** Start Text to read **

Karen Maruyama (born May 29, 1958) is an American actress and comedian.

Career
Maruyama has appeared on television in supporting roles in a number of sitcoms, including recurring characters on The Jamie Foxx Show, Strip Mall, Suddenly Susan, and Arrested Development. Maruyama is well known as an improv performer and instructor, and was a featured guest on the American and British versions of Whose Line Is It Anyway?, as well as being a member of The Groundlings. She also appeared as a parking lot attendant in an episode of Curb Your Enthusiasm.

She played a nurse in The Bucket List (2007) and a housekeeper in the 2012 film The Campaign. She is part of the cast of The Jim Henson Company's live stage show "Puppet Up! - Uncensored" which has toured to Aspen, Las Vegas, Edinburgh, Sydney and Melbourne and is currently appearing monthly at Avalon Hollywood.

Maruyama was also featured as a fashion victim in an episode of the makeover show How Do I Look?.  She also appeared as a non-celebrity contestant on the 1984 CBS game show, Body Language, under the name Karen Upshaw, saying she was from Perris, California. She was paired with celebrity players Ted Lange and Constance Towers. She was also on The New $25,000 Pyramid in 1983 with Audrey Landers and Michael McKean.

** End Text to read **
** Start Information shown **

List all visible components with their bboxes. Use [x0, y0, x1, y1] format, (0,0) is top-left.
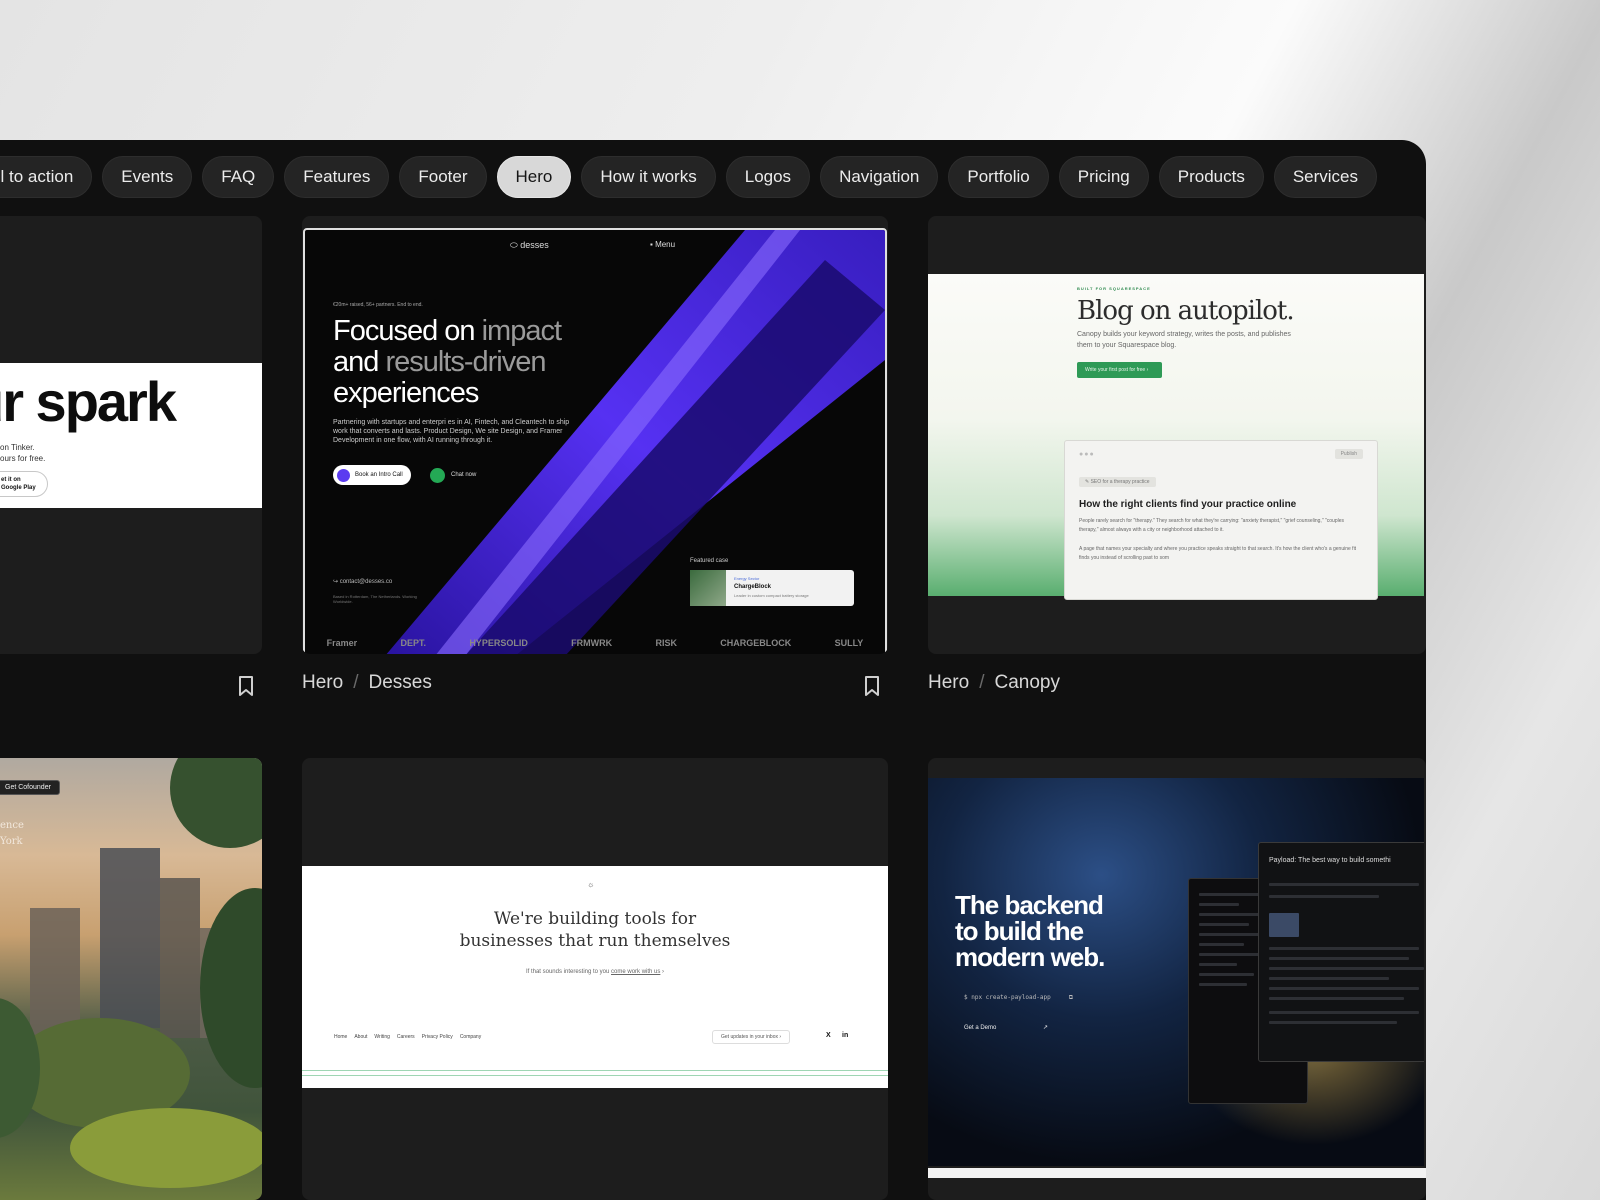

** End Information shown **

Exercise task 1: Sum up the Karen Maruyama biography in two sentences.
Exercise task 2:
Answer these questions from the Karen Maruyama biography.
(a) What role did Maruyama play in The Bucket List?
(b) Under what name did she appear on Body Language?
(c) Which two celebrities were on The New $25,000 Pyramid with her in 1983?
Draw only on the Karen Maruyama biography; leave the listing aside.

Task solution 1: Karen Maruyama, born May 29, 1958, is an American actress and comedian who has had supporting and recurring roles in sitcoms such as The Jamie Foxx Show and Arrested Development and is well known as an improv performer and instructor. She has also appeared in the films The Bucket List and The Campaign, in the live stage show "Puppet Up! - Uncensored," and as a contestant on the game shows Body Language and The New $25,000 Pyramid.

Task solution 2:
(a) A nurse.
(b) Karen Upshaw.
(c) Audrey Landers and Michael McKean.